▸ **What the task asks**
What is the number of lines in these entries that contain "不溶物为"? State it alone.

▸ **Records supplied**
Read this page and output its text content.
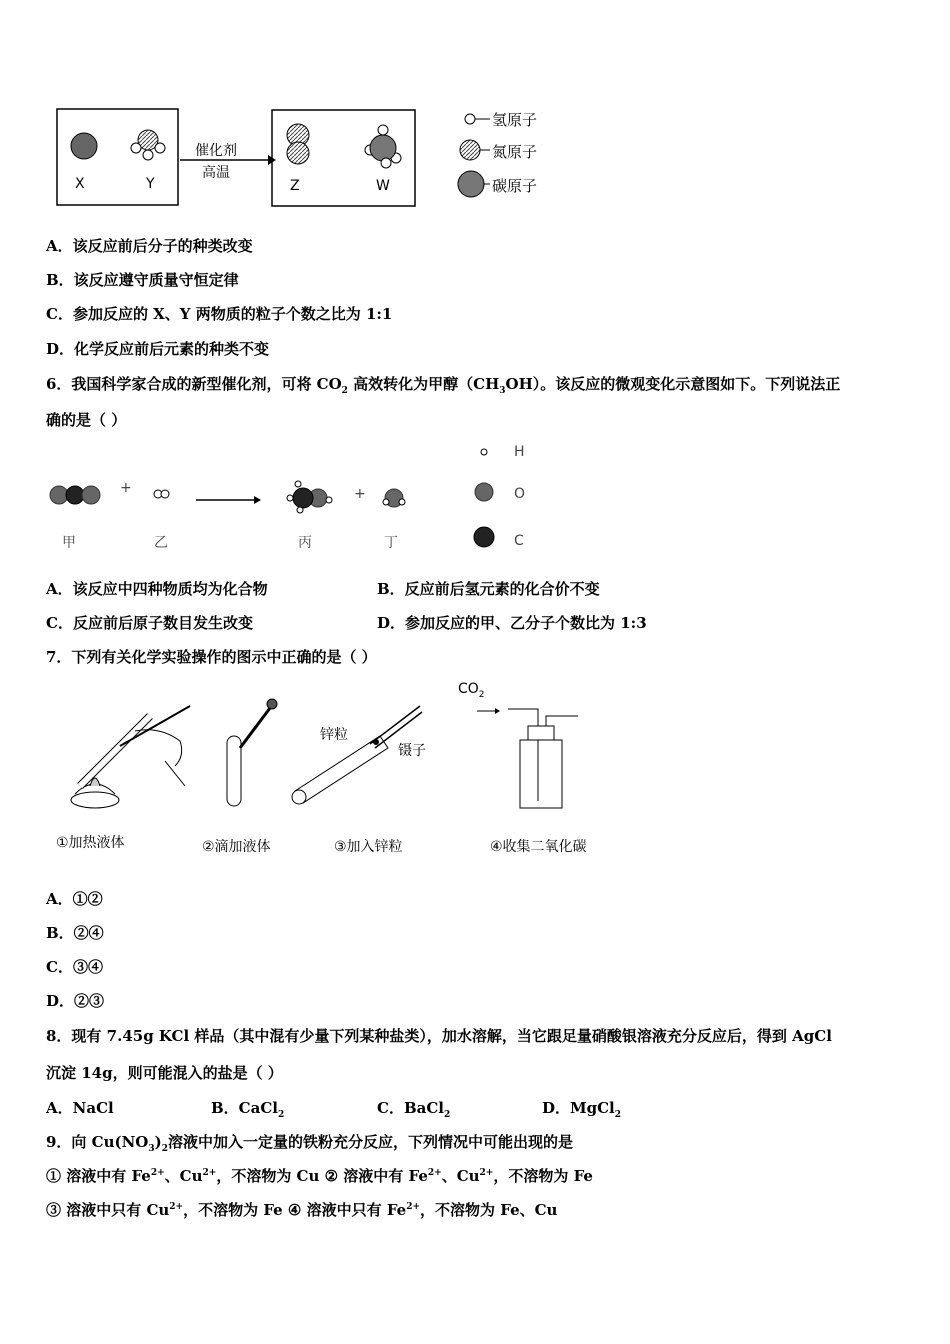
X	Y
催化剂
高温
Z	W
氢原子
氮原子
碳原子
A．该反应前后分子的种类改变
B．该反应遵守质量守恒定律
C．参加反应的 X、Y 两物质的粒子个数之比为 1:1
D．化学反应前后元素的种类不变
6．我国科学家合成的新型催化剂，可将 $CO_2$ 高效转化为甲醇$(CH_3OH)$。该反应的微观变化示意图如下。下列说法正
确的是（ ）
+	+
甲	乙	丙	丁
H
O
C
A．该反应中四种物质均为化合物	B．反应前后氢元素的化合价不变
C．反应前后原子数目发生改变	D．参加反应的甲、乙分子个数比为 1:3
7．下列有关化学实验操作的图示中正确的是（ ）
锌粒
镊子
$CO_2$
①加热液体	②滴加液体	③加入锌粒	④收集二氧化碳
A．①②
B．②④
C．③④
D．②③
8．现有 7.45g KCl 样品（其中混有少量下列某种盐类），加水溶解，当它跟足量硝酸银溶液充分反应后，得到 AgCl
沉淀 14g，则可能混入的盐是（ ）
A．NaCl	B．CaCl$_2$	C．BaCl$_2$	D．MgCl$_2$
9．向 $Cu(NO_3)_2$溶液中加入一定量的铁粉充分反应，下列情况中可能出现的是
① 溶液中有 $Fe^{2+}$、$Cu^{2+}$，不溶物为 Cu ② 溶液中有 $Fe^{2+}$、$Cu^{2+}$，不溶物为 Fe
③ 溶液中只有 $Cu^{2+}$，不溶物为 Fe ④ 溶液中只有 $Fe^{2+}$，不溶物为 Fe、Cu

▸ **Response below**
2